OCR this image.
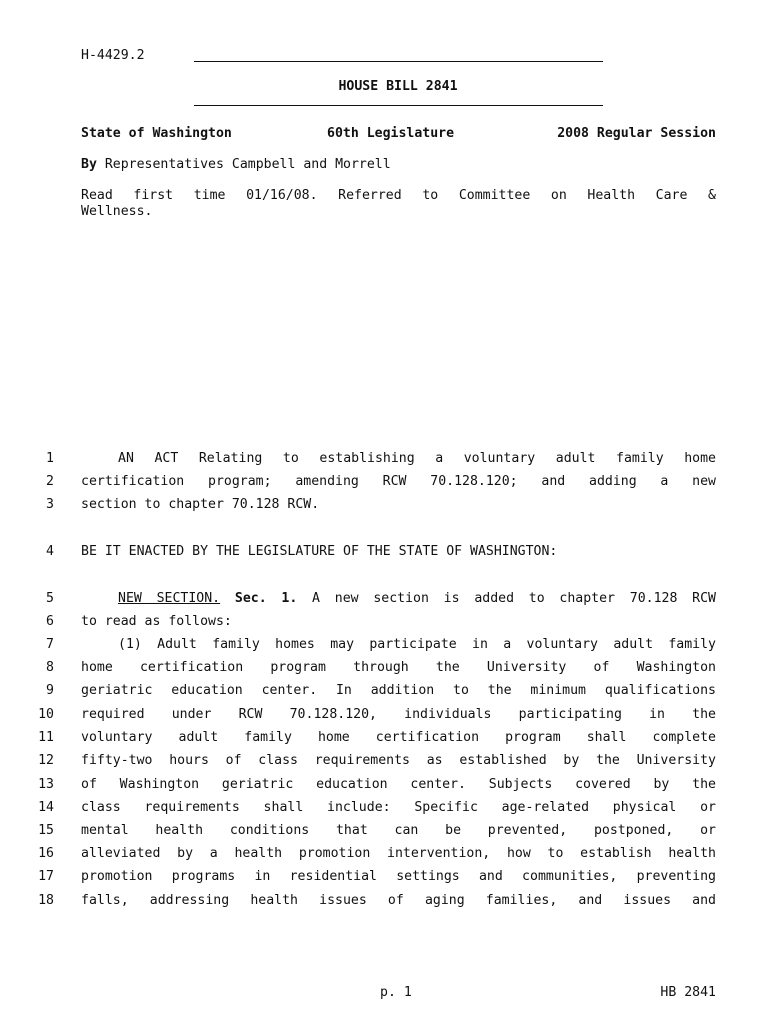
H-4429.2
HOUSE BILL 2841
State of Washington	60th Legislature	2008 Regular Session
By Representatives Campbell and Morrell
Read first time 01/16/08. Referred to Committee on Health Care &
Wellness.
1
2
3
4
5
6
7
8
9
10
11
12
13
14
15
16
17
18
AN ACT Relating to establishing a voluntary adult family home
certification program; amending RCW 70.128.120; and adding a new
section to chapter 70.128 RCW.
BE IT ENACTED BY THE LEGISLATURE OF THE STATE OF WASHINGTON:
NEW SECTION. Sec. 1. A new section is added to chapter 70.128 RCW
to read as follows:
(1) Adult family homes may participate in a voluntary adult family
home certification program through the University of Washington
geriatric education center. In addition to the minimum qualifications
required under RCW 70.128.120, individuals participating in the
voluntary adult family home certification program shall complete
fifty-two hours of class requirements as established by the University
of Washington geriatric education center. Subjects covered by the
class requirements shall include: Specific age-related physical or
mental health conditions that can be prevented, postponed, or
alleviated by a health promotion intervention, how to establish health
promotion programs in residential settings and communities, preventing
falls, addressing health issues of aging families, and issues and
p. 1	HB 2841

####

TASK PROMPT: Reproduce each record from above exactly; pictures do not belong in the copy.

WORKED ANSWER:
OCR this image.
H-4429.2
HOUSE BILL 2841
State of Washington	60th Legislature	2008 Regular Session
By Representatives Campbell and Morrell
Read first time 01/16/08. Referred to Committee on Health Care &
Wellness.
1
2
3
4
5
6
7
8
9
10
11
12
13
14
15
16
17
18
AN ACT Relating to establishing a voluntary adult family home
certification program; amending RCW 70.128.120; and adding a new
section to chapter 70.128 RCW.
BE IT ENACTED BY THE LEGISLATURE OF THE STATE OF WASHINGTON:
NEW SECTION. Sec. 1. A new section is added to chapter 70.128 RCW
to read as follows:
(1) Adult family homes may participate in a voluntary adult family
home certification program through the University of Washington
geriatric education center. In addition to the minimum qualifications
required under RCW 70.128.120, individuals participating in the
voluntary adult family home certification program shall complete
fifty-two hours of class requirements as established by the University
of Washington geriatric education center. Subjects covered by the
class requirements shall include: Specific age-related physical or
mental health conditions that can be prevented, postponed, or
alleviated by a health promotion intervention, how to establish health
promotion programs in residential settings and communities, preventing
falls, addressing health issues of aging families, and issues and
p. 1	HB 2841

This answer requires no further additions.